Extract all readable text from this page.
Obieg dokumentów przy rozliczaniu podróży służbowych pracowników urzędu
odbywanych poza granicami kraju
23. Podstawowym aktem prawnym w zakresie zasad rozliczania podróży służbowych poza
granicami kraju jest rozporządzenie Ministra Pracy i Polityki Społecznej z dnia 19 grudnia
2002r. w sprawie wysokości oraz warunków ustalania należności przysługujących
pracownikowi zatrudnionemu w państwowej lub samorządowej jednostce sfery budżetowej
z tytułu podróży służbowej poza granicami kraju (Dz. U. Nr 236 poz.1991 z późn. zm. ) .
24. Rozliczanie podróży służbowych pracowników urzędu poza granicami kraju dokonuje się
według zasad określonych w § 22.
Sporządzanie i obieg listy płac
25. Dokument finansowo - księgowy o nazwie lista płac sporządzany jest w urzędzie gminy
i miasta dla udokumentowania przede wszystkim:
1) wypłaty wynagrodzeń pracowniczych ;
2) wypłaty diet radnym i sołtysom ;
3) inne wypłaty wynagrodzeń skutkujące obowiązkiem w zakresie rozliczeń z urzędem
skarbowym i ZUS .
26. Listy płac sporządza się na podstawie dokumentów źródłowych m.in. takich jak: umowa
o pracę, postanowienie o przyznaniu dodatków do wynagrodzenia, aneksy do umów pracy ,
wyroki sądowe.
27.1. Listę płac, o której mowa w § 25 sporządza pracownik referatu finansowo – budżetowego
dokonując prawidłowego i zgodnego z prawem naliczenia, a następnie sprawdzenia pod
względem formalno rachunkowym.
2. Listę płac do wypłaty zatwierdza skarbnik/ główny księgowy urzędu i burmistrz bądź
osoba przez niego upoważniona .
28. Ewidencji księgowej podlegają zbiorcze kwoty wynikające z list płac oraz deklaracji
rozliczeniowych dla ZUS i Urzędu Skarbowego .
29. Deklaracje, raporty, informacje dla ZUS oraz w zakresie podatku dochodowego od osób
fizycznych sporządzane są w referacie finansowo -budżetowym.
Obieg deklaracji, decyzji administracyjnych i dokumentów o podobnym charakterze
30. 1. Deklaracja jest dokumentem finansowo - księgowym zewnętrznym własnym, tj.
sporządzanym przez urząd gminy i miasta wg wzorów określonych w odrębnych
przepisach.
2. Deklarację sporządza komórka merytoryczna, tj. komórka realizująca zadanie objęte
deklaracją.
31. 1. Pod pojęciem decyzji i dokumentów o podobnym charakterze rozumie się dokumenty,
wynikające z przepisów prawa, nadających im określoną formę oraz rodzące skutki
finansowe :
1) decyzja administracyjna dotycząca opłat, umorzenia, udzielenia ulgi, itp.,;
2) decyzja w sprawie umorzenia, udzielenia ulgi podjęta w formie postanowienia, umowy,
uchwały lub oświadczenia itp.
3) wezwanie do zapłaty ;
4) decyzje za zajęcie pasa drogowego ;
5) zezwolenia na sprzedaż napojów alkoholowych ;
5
========
> _SHORT PROBLEM_
Write the entire listing out again, word for word.

> _FINAL RESULT_
Extract all readable text from this page.
Obieg dokumentów przy rozliczaniu podróży służbowych pracowników urzędu
odbywanych poza granicami kraju
23. Podstawowym aktem prawnym w zakresie zasad rozliczania podróży służbowych poza
granicami kraju jest rozporządzenie Ministra Pracy i Polityki Społecznej z dnia 19 grudnia
2002r. w sprawie wysokości oraz warunków ustalania należności przysługujących
pracownikowi zatrudnionemu w państwowej lub samorządowej jednostce sfery budżetowej
z tytułu podróży służbowej poza granicami kraju (Dz. U. Nr 236 poz.1991 z późn. zm. ) .
24. Rozliczanie podróży służbowych pracowników urzędu poza granicami kraju dokonuje się
według zasad określonych w § 22.
Sporządzanie i obieg listy płac
25. Dokument finansowo - księgowy o nazwie lista płac sporządzany jest w urzędzie gminy
i miasta dla udokumentowania przede wszystkim:
1) wypłaty wynagrodzeń pracowniczych ;
2) wypłaty diet radnym i sołtysom ;
3) inne wypłaty wynagrodzeń skutkujące obowiązkiem w zakresie rozliczeń z urzędem
skarbowym i ZUS .
26. Listy płac sporządza się na podstawie dokumentów źródłowych m.in. takich jak: umowa
o pracę, postanowienie o przyznaniu dodatków do wynagrodzenia, aneksy do umów pracy ,
wyroki sądowe.
27.1. Listę płac, o której mowa w § 25 sporządza pracownik referatu finansowo – budżetowego
dokonując prawidłowego i zgodnego z prawem naliczenia, a następnie sprawdzenia pod
względem formalno rachunkowym.
2. Listę płac do wypłaty zatwierdza skarbnik/ główny księgowy urzędu i burmistrz bądź
osoba przez niego upoważniona .
28. Ewidencji księgowej podlegają zbiorcze kwoty wynikające z list płac oraz deklaracji
rozliczeniowych dla ZUS i Urzędu Skarbowego .
29. Deklaracje, raporty, informacje dla ZUS oraz w zakresie podatku dochodowego od osób
fizycznych sporządzane są w referacie finansowo -budżetowym.
Obieg deklaracji, decyzji administracyjnych i dokumentów o podobnym charakterze
30. 1. Deklaracja jest dokumentem finansowo - księgowym zewnętrznym własnym, tj.
sporządzanym przez urząd gminy i miasta wg wzorów określonych w odrębnych
przepisach.
2. Deklarację sporządza komórka merytoryczna, tj. komórka realizująca zadanie objęte
deklaracją.
31. 1. Pod pojęciem decyzji i dokumentów o podobnym charakterze rozumie się dokumenty,
wynikające z przepisów prawa, nadających im określoną formę oraz rodzące skutki
finansowe :
1) decyzja administracyjna dotycząca opłat, umorzenia, udzielenia ulgi, itp.,;
2) decyzja w sprawie umorzenia, udzielenia ulgi podjęta w formie postanowienia, umowy,
uchwały lub oświadczenia itp.
3) wezwanie do zapłaty ;
4) decyzje za zajęcie pasa drogowego ;
5) zezwolenia na sprzedaż napojów alkoholowych ;
5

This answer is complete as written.